* start DATA FOR THIS TASK *
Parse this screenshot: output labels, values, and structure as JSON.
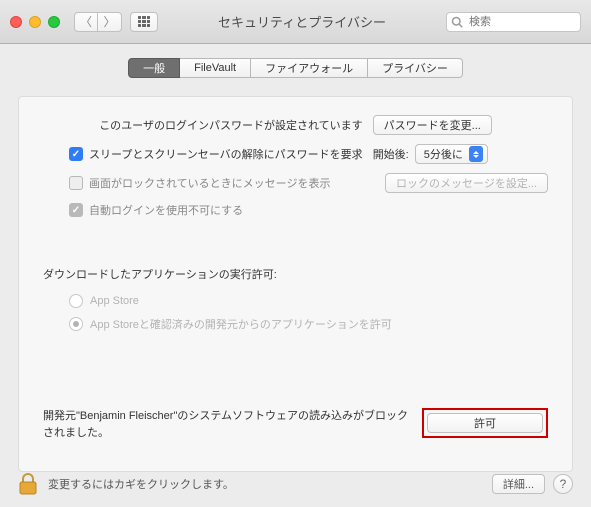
{
  "window": {
    "title": "セキュリティとプライバシー",
    "search_placeholder": "検索"
  },
  "tabs": {
    "general": "一般",
    "filevault": "FileVault",
    "firewall": "ファイアウォール",
    "privacy": "プライバシー"
  },
  "login": {
    "password_set_label": "このユーザのログインパスワードが設定されています",
    "change_password_btn": "パスワードを変更...",
    "require_password_label": "スリープとスクリーンセーバの解除にパスワードを要求",
    "start_after_label": "開始後:",
    "start_after_value": "5分後に",
    "show_message_label": "画面がロックされているときにメッセージを表示",
    "set_lock_message_btn": "ロックのメッセージを設定...",
    "disable_auto_login_label": "自動ログインを使用不可にする"
  },
  "downloads": {
    "heading": "ダウンロードしたアプリケーションの実行許可:",
    "appstore_only": "App Store",
    "appstore_and_identified": "App Storeと確認済みの開発元からのアプリケーションを許可"
  },
  "blocked": {
    "message": "開発元\"Benjamin Fleischer\"のシステムソフトウェアの読み込みがブロックされました。",
    "allow_btn": "許可"
  },
  "footer": {
    "lock_message": "変更するにはカギをクリックします。",
    "details_btn": "詳細..."
  }
}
* end DATA FOR THIS TASK *
GIVEN PROBLEM: Retype the data above exactly; pictures are not part of the copy.

THE RESPONSE:
Parse this screenshot: output labels, values, and structure as JSON.
{
  "window": {
    "title": "セキュリティとプライバシー",
    "search_placeholder": "検索"
  },
  "tabs": {
    "general": "一般",
    "filevault": "FileVault",
    "firewall": "ファイアウォール",
    "privacy": "プライバシー"
  },
  "login": {
    "password_set_label": "このユーザのログインパスワードが設定されています",
    "change_password_btn": "パスワードを変更...",
    "require_password_label": "スリープとスクリーンセーバの解除にパスワードを要求",
    "start_after_label": "開始後:",
    "start_after_value": "5分後に",
    "show_message_label": "画面がロックされているときにメッセージを表示",
    "set_lock_message_btn": "ロックのメッセージを設定...",
    "disable_auto_login_label": "自動ログインを使用不可にする"
  },
  "downloads": {
    "heading": "ダウンロードしたアプリケーションの実行許可:",
    "appstore_only": "App Store",
    "appstore_and_identified": "App Storeと確認済みの開発元からのアプリケーションを許可"
  },
  "blocked": {
    "message": "開発元\"Benjamin Fleischer\"のシステムソフトウェアの読み込みがブロックされました。",
    "allow_btn": "許可"
  },
  "footer": {
    "lock_message": "変更するにはカギをクリックします。",
    "details_btn": "詳細..."
  }
}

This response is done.